▸ **Data records**:
=====

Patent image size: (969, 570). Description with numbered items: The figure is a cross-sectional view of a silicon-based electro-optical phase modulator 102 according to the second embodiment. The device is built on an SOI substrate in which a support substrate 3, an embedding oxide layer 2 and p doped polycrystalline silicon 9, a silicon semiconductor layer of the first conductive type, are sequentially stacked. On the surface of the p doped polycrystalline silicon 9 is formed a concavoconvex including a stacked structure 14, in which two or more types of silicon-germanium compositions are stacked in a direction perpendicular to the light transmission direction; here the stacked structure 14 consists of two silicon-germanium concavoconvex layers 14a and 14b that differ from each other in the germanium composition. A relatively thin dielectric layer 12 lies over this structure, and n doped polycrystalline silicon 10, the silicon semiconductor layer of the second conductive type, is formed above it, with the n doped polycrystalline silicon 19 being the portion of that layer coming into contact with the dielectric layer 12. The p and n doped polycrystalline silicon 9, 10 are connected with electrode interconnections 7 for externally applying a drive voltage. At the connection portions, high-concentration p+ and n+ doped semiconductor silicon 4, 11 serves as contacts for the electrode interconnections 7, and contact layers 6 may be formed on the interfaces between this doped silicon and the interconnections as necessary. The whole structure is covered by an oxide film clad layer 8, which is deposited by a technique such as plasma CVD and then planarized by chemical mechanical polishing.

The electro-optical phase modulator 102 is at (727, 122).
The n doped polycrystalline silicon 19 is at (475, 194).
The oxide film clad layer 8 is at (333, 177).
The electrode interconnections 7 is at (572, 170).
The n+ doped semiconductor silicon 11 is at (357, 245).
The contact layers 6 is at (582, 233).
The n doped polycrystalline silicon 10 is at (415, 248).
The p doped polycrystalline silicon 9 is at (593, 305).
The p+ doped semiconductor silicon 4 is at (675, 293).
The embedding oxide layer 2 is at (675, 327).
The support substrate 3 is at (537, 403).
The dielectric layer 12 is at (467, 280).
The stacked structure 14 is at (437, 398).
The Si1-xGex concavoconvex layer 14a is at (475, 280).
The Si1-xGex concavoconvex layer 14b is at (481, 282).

=====

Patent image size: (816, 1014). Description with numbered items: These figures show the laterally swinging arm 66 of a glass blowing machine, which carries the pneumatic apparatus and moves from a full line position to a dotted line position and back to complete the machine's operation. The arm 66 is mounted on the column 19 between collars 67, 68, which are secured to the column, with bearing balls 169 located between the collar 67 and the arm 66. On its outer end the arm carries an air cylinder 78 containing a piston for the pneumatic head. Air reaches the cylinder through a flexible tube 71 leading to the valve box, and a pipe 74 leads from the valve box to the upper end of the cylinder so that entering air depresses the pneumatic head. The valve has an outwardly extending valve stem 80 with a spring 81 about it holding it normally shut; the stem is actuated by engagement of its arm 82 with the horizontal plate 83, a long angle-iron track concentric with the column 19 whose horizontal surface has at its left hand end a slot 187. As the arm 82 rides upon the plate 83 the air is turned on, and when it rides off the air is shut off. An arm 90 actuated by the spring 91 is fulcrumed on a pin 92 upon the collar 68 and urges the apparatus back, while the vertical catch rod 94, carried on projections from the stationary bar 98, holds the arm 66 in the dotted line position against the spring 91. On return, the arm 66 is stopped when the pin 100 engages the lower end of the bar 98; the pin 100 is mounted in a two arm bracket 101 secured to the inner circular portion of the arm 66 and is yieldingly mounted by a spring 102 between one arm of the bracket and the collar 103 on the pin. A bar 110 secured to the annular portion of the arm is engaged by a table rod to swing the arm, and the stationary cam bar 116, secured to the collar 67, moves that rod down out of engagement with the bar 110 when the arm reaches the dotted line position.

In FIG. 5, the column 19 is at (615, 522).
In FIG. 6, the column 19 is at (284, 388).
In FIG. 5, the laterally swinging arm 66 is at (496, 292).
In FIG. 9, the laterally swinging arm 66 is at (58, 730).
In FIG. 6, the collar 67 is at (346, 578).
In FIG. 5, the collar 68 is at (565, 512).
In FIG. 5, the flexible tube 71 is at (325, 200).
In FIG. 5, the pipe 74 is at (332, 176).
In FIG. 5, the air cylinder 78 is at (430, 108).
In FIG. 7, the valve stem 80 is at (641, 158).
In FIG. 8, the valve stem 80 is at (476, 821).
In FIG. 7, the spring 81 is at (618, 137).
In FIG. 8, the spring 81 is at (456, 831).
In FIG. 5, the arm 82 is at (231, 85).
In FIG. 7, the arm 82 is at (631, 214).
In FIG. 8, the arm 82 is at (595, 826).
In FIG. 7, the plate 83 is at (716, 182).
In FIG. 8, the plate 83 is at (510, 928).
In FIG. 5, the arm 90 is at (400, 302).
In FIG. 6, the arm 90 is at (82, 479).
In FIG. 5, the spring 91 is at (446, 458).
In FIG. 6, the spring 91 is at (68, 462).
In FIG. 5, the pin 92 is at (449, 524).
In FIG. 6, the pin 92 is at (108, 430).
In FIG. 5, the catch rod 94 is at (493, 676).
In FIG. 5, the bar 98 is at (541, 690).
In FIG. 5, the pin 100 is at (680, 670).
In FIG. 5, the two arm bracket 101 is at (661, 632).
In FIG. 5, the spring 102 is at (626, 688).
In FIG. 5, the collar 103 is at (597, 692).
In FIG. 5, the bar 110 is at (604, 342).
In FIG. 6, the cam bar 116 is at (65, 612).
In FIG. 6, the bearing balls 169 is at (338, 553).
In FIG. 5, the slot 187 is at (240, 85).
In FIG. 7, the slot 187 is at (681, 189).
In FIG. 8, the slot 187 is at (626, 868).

=====

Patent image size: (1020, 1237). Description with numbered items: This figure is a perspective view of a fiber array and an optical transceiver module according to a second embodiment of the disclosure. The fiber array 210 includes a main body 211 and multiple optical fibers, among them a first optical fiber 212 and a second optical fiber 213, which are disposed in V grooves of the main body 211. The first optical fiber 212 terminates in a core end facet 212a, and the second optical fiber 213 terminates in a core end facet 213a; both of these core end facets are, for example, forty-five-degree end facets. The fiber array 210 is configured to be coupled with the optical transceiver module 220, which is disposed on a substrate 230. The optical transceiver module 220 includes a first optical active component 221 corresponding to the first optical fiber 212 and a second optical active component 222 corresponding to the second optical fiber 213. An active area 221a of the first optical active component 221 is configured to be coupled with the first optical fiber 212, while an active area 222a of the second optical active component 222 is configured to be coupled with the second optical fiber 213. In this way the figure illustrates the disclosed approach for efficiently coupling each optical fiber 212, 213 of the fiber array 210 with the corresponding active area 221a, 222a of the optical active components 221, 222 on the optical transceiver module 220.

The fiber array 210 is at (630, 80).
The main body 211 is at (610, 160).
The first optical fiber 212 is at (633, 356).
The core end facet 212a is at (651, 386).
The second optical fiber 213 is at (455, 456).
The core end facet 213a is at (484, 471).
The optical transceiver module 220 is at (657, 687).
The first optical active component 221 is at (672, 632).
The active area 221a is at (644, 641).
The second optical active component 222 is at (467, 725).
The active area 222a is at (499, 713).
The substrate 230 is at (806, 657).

=====

▸ **Problem statement**: Rewrite the stretch of rows from the one containing "Patent image size: (969, 570)." through the one containing "The p doped polycrystalline silicon 9 is at", substituting "third embodiment" for "second embodiment" and leaving everything else unchanged.

▸ **Finished answer**:
Patent image size: (969, 570). Description with numbered items: The figure is a cross-sectional view of a silicon-based electro-optical phase modulator 102 according to the third embodiment. The device is built on an SOI substrate in which a support substrate 3, an embedding oxide layer 2 and p doped polycrystalline silicon 9, a silicon semiconductor layer of the first conductive type, are sequentially stacked. On the surface of the p doped polycrystalline silicon 9 is formed a concavoconvex including a stacked structure 14, in which two or more types of silicon-germanium compositions are stacked in a direction perpendicular to the light transmission direction; here the stacked structure 14 consists of two silicon-germanium concavoconvex layers 14a and 14b that differ from each other in the germanium composition. A relatively thin dielectric layer 12 lies over this structure, and n doped polycrystalline silicon 10, the silicon semiconductor layer of the second conductive type, is formed above it, with the n doped polycrystalline silicon 19 being the portion of that layer coming into contact with the dielectric layer 12. The p and n doped polycrystalline silicon 9, 10 are connected with electrode interconnections 7 for externally applying a drive voltage. At the connection portions, high-concentration p+ and n+ doped semiconductor silicon 4, 11 serves as contacts for the electrode interconnections 7, and contact layers 6 may be formed on the interfaces between this doped silicon and the interconnections as necessary. The whole structure is covered by an oxide film clad layer 8, which is deposited by a technique such as plasma CVD and then planarized by chemical mechanical polishing.

The electro-optical phase modulator 102 is at (727, 122).
The n doped polycrystalline silicon 19 is at (475, 194).
The oxide film clad layer 8 is at (333, 177).
The electrode interconnections 7 is at (572, 170).
The n+ doped semiconductor silicon 11 is at (357, 245).
The contact layers 6 is at (582, 233).
The n doped polycrystalline silicon 10 is at (415, 248).
The p doped polycrystalline silicon 9 is at (593, 305).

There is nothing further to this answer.